* [What the task asks] Gather all lines with the word "นายพ" in them.

(Recorded data)

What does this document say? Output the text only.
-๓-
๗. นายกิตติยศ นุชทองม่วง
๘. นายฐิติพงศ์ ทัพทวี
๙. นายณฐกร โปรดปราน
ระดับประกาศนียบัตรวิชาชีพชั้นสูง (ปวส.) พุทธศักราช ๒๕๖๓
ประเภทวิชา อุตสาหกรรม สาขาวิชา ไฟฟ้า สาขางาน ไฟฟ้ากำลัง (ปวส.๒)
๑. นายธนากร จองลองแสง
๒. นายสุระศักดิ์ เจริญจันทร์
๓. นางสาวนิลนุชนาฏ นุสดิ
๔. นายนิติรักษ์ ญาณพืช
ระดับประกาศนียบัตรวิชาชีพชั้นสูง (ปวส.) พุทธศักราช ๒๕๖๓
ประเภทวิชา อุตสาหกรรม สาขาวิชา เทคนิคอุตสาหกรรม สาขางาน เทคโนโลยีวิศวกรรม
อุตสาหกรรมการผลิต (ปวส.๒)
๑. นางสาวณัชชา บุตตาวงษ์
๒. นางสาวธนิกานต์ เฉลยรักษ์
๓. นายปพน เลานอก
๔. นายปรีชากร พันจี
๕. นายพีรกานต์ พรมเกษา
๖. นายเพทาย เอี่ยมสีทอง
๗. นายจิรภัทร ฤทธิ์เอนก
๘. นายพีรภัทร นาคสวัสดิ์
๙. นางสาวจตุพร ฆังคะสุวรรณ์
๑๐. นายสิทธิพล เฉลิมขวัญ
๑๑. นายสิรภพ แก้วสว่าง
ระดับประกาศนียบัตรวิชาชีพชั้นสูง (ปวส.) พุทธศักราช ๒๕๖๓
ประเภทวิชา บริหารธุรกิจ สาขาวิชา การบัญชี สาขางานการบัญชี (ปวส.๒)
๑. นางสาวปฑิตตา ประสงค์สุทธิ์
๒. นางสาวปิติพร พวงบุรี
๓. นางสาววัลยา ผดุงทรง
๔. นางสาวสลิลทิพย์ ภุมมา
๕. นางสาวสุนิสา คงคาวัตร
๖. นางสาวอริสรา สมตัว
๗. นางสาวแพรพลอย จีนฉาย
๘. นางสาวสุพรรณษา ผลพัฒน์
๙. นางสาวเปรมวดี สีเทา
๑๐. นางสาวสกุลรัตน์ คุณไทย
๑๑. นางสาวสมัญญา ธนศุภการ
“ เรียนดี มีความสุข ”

* [Correct answer]
๕. นายพีรกานต์ พรมเกษา
๘. นายพีรภัทร นาคสวัสดิ์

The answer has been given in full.